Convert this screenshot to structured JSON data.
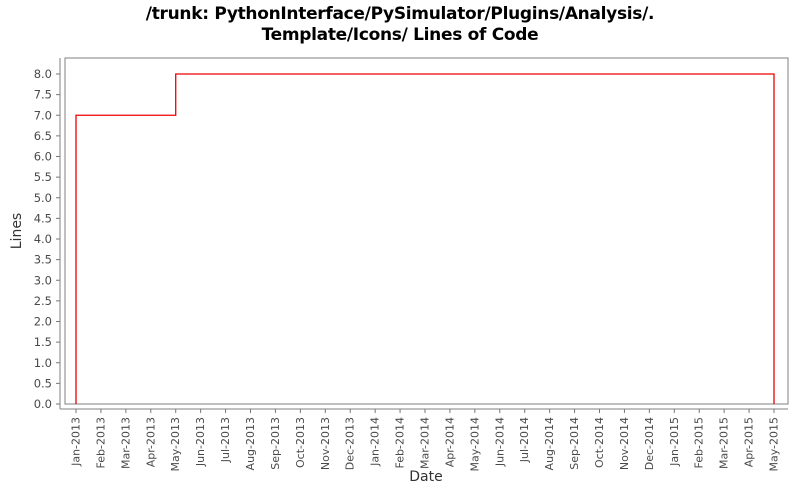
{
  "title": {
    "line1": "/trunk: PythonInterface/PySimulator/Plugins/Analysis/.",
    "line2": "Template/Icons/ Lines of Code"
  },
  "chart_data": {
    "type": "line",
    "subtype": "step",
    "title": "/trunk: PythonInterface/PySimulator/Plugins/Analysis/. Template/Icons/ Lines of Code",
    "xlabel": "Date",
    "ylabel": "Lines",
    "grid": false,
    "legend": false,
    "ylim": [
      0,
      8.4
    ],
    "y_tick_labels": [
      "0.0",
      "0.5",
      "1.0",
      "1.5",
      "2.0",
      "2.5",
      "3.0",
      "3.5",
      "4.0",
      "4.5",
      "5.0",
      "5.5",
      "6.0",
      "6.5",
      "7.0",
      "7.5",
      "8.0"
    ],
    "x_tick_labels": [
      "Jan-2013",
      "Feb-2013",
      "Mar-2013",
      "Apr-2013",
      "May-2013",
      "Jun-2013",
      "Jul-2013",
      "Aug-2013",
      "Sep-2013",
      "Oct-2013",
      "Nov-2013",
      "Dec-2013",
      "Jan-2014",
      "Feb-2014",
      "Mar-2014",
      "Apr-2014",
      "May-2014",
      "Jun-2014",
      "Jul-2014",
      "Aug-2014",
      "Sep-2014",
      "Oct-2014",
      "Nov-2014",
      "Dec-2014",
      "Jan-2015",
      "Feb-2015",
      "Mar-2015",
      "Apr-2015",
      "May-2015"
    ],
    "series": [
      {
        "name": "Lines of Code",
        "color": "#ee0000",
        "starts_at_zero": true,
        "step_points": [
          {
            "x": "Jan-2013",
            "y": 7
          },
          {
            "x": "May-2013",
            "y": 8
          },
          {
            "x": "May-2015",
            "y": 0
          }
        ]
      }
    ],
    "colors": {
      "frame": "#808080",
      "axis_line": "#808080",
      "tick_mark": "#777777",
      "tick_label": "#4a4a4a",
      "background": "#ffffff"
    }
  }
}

-=-=-=-=-

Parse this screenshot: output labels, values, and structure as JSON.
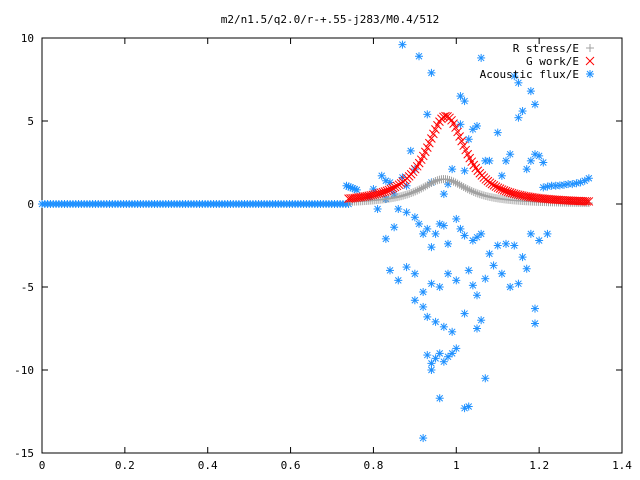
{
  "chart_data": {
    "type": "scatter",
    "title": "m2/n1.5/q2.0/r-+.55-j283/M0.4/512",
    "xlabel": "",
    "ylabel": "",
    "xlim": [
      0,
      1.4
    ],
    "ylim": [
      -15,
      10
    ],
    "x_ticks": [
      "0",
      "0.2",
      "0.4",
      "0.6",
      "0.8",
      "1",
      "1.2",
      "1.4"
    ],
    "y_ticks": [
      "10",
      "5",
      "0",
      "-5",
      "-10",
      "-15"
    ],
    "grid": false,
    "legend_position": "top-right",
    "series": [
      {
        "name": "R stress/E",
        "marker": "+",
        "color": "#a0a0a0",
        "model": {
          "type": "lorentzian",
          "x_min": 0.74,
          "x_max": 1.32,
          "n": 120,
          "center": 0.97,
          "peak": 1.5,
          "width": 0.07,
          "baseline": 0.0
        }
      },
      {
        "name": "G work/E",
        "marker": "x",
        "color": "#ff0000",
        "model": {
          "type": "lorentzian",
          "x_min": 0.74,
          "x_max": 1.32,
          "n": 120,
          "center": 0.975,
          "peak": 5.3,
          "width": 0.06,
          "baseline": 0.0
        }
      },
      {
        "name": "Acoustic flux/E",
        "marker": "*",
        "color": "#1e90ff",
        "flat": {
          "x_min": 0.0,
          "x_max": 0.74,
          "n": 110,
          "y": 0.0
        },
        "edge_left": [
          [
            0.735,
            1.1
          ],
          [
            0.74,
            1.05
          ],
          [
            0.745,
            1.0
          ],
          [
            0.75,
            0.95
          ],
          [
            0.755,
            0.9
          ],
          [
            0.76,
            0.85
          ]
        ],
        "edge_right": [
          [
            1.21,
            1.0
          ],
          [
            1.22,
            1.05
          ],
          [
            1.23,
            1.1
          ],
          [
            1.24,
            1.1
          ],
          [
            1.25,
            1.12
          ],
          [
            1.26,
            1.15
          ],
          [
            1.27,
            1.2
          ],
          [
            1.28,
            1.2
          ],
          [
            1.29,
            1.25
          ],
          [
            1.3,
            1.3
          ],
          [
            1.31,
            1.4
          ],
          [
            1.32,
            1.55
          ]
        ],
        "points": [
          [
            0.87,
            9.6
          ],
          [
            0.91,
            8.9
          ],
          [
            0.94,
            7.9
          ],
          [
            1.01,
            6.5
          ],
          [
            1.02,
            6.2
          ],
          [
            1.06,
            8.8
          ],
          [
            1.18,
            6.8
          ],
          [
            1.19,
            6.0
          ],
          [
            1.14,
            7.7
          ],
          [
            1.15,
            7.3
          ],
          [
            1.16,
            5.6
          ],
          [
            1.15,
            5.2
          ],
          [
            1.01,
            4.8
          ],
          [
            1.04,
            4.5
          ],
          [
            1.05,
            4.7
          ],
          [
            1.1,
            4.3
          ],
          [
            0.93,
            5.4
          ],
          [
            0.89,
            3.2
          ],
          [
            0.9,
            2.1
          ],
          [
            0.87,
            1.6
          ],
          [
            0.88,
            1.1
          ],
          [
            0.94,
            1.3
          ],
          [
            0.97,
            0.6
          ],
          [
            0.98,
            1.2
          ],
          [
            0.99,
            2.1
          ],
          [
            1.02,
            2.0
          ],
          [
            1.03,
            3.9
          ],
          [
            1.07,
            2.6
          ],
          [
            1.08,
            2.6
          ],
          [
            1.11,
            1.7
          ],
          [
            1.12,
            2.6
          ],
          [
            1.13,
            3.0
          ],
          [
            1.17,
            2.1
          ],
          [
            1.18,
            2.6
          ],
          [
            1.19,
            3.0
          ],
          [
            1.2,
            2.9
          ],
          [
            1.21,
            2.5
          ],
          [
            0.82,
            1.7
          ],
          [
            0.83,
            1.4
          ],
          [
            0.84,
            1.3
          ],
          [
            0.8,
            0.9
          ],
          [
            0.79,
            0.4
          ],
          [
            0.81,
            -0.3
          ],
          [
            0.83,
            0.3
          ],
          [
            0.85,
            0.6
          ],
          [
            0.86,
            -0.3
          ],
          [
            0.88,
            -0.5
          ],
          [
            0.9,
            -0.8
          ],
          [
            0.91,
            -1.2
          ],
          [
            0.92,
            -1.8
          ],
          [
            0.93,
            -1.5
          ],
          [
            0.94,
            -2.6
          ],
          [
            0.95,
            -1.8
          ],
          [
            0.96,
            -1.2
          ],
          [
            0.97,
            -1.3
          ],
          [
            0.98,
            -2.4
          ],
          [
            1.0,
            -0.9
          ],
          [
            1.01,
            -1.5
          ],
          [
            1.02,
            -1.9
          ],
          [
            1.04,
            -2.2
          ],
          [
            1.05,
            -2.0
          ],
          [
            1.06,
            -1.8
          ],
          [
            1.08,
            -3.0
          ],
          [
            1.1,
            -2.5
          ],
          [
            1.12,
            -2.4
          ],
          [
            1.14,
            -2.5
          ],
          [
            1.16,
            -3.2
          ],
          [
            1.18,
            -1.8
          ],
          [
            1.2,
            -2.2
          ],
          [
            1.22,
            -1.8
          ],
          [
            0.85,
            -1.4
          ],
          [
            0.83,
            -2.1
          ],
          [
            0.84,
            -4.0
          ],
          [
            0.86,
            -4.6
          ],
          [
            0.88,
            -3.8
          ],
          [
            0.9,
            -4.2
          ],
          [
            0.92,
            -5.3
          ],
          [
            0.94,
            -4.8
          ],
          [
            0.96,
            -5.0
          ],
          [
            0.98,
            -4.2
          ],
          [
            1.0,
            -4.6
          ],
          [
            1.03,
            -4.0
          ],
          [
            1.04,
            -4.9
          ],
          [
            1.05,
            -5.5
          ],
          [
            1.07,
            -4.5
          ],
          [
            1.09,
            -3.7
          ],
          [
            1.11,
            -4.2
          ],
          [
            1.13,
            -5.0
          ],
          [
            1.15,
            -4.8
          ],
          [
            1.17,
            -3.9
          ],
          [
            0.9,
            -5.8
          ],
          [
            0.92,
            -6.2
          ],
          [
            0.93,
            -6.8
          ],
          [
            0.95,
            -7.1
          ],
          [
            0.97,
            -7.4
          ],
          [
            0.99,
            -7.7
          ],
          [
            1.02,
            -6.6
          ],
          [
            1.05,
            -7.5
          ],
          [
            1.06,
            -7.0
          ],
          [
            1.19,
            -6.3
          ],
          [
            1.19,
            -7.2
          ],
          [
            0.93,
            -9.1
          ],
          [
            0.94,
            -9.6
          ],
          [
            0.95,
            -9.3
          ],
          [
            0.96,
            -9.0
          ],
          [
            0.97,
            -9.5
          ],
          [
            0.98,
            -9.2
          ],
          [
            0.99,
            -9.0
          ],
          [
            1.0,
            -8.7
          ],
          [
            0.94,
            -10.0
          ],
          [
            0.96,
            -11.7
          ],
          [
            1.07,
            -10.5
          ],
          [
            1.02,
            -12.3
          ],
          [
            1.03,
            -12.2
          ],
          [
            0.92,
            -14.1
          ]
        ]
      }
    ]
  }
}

-=-=-=-=-

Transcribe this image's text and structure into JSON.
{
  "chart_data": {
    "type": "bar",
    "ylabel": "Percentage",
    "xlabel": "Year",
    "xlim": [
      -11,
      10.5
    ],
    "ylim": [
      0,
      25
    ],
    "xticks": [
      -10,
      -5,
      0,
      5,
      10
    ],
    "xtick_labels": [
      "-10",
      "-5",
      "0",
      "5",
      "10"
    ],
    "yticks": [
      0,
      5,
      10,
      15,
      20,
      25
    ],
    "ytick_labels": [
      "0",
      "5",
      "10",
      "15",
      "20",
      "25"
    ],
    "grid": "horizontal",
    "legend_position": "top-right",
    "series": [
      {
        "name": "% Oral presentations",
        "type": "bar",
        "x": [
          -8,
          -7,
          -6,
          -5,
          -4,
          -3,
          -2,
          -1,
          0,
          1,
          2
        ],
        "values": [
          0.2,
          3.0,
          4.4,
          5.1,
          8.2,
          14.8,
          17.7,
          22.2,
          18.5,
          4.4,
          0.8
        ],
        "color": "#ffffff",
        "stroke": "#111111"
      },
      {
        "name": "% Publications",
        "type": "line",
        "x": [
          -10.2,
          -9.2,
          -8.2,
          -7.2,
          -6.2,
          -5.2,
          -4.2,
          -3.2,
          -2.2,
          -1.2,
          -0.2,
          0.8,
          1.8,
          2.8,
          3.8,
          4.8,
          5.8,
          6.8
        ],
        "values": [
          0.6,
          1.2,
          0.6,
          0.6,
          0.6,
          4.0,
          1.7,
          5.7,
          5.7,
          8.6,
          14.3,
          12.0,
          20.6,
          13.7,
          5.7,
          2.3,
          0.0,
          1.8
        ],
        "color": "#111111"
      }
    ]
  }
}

-=-=-=-=-

■ **EXERCISE OBJECTIVE**
Copy all lines from the entries that contain the word "PySimulator".

■ **CORRECT OUTPUT**
    "line1": "/trunk: PythonInterface/PySimulator/Plugins/Analysis/.",
    "title": "/trunk: PythonInterface/PySimulator/Plugins/Analysis/. Template/Icons/ Lines of Code",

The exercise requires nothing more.